## Problem statement
Starting from the line that contains "Extract all readable text from this page.", reproduce each line exactly through the end of the material, and include no other lines.

## The records
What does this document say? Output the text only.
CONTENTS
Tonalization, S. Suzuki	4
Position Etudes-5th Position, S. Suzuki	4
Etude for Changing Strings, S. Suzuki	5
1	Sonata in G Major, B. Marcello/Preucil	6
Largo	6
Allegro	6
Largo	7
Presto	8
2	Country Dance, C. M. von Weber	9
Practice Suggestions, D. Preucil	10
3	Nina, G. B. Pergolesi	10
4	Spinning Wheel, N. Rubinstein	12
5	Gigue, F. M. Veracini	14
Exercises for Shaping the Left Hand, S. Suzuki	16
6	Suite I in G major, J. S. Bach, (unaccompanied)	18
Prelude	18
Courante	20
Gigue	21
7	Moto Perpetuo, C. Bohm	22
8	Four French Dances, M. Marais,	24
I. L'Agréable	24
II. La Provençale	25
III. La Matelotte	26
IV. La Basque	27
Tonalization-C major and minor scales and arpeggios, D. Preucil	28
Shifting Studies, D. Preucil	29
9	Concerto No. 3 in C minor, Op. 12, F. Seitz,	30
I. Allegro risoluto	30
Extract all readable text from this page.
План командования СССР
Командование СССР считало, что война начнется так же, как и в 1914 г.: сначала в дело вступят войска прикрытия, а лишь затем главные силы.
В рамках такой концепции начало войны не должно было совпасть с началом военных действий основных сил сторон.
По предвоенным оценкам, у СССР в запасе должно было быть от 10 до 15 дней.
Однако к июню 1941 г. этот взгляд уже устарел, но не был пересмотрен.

## Output for this task
Extract all readable text from this page.
План командования СССР
Командование СССР считало, что война начнется так же, как и в 1914 г.: сначала в дело вступят войска прикрытия, а лишь затем главные силы.
В рамках такой концепции начало войны не должно было совпасть с началом военных действий основных сил сторон.
По предвоенным оценкам, у СССР в запасе должно было быть от 10 до 15 дней.
Однако к июню 1941 г. этот взгляд уже устарел, но не был пересмотрен.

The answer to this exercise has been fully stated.